* **ASSIGNMENT A**:
From the extract on court reform, list the means the writer names for diverting low level cases away from court.
* **ASSIGNMENT B**:
Resume the passage on court reform and shrinking the criminal justice system, picking up after its final sentence.

Unfortunately I don’t think digital court reform will take us to new sunny uplands of effective courts. And before any of the reforms kick in, there is chaos to be sorted out. The only “saving grace” is that the police are investigating and the CPS prosecuting fewer crimes. So the workload in the courts is reducing. But diminished police resources means some crimes are not investigated properly, and disclosure is bungled.
The wise words of @criminalpupil that enforced speed is the enemy of justice I think provides part of the answer. There is no magic money tree for justice. There should be, but health, education and social care will always get priority when there is any money to spare. The only way of giving all court cases the time they deserve and getting enough money for the courts is to shrink the criminal justice system. Lets decriminalise lots of minor offences like possession of cannabis and non-payment of a TV licence. Lets divert a lot of low level cases away from court via out of court disposals, deferred prosecution and well facilitated restorative justice. Lets reduce the number of remand hearings by remanding fewer defendants. Lets have a moratorium on the creation of any new offences. If we shrunk the system, we might have some chance of paying lawyers a fair wage for their work, and of giving the cases in the courts the time they deserve – which would mean not delaying them because of a shortage of judges, nor rushing them through when they are actually heard.

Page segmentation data
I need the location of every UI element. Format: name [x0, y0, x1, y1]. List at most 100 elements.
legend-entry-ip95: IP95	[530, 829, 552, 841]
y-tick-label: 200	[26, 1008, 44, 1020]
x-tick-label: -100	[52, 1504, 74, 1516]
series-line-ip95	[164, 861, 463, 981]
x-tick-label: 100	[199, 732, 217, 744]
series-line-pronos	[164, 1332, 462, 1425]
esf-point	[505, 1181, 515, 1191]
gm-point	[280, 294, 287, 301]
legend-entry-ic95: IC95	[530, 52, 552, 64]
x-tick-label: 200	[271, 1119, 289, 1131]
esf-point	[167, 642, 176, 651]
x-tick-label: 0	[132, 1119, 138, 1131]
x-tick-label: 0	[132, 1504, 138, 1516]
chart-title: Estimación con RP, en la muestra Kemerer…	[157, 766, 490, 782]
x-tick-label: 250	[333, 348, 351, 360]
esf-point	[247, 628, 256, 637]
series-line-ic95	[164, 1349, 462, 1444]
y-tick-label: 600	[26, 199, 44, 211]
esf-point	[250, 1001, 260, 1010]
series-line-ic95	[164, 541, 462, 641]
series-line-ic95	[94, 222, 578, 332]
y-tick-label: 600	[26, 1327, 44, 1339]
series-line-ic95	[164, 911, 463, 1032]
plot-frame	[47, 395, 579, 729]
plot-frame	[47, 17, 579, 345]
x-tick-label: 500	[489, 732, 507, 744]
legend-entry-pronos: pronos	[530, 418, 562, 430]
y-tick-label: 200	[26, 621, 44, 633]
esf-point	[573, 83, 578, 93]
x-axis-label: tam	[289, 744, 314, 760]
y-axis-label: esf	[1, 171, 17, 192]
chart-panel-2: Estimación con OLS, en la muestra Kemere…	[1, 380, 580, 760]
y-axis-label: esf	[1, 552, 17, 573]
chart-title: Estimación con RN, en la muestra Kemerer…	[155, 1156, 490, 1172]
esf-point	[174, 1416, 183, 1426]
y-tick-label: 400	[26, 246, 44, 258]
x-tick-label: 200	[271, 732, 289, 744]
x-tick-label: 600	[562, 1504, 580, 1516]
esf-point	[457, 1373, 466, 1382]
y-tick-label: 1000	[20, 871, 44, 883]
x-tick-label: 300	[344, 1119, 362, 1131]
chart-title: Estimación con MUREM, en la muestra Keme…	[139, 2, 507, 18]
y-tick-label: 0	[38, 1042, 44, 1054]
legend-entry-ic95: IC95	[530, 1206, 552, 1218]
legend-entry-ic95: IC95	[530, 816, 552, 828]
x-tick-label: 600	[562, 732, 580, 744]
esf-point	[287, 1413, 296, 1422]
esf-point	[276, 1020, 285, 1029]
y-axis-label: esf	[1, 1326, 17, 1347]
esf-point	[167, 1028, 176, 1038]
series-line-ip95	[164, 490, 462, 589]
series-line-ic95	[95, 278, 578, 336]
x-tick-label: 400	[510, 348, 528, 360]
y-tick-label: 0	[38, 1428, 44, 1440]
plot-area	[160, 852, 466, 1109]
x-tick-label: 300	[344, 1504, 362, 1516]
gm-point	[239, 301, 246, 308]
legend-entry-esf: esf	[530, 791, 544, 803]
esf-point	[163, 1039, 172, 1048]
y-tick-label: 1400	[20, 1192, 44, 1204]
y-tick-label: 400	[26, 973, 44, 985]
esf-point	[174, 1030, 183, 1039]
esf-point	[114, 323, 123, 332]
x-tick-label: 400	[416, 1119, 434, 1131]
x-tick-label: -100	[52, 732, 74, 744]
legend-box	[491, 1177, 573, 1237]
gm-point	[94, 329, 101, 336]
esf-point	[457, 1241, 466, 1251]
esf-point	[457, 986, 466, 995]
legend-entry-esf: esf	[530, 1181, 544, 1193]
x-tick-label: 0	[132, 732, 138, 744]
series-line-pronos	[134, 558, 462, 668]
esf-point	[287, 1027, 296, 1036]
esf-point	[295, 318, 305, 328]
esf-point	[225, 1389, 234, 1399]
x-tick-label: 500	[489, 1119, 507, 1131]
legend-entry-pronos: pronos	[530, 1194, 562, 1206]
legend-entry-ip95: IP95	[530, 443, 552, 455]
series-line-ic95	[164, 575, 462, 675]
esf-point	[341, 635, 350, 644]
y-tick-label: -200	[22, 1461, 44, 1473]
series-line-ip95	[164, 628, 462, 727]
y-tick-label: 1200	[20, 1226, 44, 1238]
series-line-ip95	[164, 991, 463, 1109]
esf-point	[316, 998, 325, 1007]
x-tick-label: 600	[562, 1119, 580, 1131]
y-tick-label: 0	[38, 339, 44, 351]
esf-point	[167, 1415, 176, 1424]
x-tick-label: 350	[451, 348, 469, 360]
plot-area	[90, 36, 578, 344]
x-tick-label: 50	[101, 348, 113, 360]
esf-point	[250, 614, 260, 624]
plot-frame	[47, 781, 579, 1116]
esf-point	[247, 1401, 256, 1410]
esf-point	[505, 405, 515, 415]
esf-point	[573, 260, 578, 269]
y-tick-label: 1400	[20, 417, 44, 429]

* **ANSWER AREA A**:
- out of court disposals
- deferred prosecution
- well facilitated restorative justice

* **ANSWER AREA B**:
Pie in the sky you think, but actually we have a home-grown case study. In England and Wales, we have shrunk the youth justice system considerably. There are fewer prosecutions, fewer first time entrants and fewer getting any kind of formal criminal justice disposal than ten years ago, and the child custody population has shrunk by two-thirds. Despite the recent media coverage of serious youth violence, there is no evidence that the shrinking of the system has led to an increase in youth crime (the number of proven offences has fallen by 75% in ten years). Overall the shrinking of the youth justice system has led to fewer children being criminalised and to the remaining money going further. I would shrink the system even more through raising the age of criminal responsibility and raising the prosecution threshold, but I feel the shrinkage so far has been positive. And it has, for the most part. been tolerated by politicians and the public. So lets try shrinking the adult system so the money available might possibly be sufficient.
I was formerly Finance Director of the Prison Service and then Director of the National Offender Management Service responsible for competition. I also worked in the NHS and an IT company. I later worked for two outsourcing companies.